[start]

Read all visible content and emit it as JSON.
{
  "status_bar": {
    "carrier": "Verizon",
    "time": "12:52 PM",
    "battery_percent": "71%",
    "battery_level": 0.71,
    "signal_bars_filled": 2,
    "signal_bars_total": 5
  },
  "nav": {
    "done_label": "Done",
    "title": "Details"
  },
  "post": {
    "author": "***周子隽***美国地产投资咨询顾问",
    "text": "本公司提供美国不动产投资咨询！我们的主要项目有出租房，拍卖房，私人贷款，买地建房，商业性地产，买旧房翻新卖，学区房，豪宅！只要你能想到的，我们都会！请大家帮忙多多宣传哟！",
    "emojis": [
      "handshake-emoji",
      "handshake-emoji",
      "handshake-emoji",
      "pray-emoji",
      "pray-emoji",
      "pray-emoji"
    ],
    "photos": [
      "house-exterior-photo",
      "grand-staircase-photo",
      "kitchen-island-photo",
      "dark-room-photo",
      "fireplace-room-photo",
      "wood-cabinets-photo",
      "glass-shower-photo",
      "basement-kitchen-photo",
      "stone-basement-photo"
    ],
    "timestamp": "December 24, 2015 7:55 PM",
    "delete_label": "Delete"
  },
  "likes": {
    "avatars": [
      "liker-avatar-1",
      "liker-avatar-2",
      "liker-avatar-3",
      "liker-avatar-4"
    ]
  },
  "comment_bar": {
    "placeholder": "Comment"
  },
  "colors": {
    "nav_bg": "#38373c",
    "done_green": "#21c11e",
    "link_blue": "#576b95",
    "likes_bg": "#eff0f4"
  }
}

[end]

* _What you are asked to do_
Copy every line of the data that holds the string "basement".

* _Solution_
      "basement-kitchen-photo",
      "stone-basement-photo"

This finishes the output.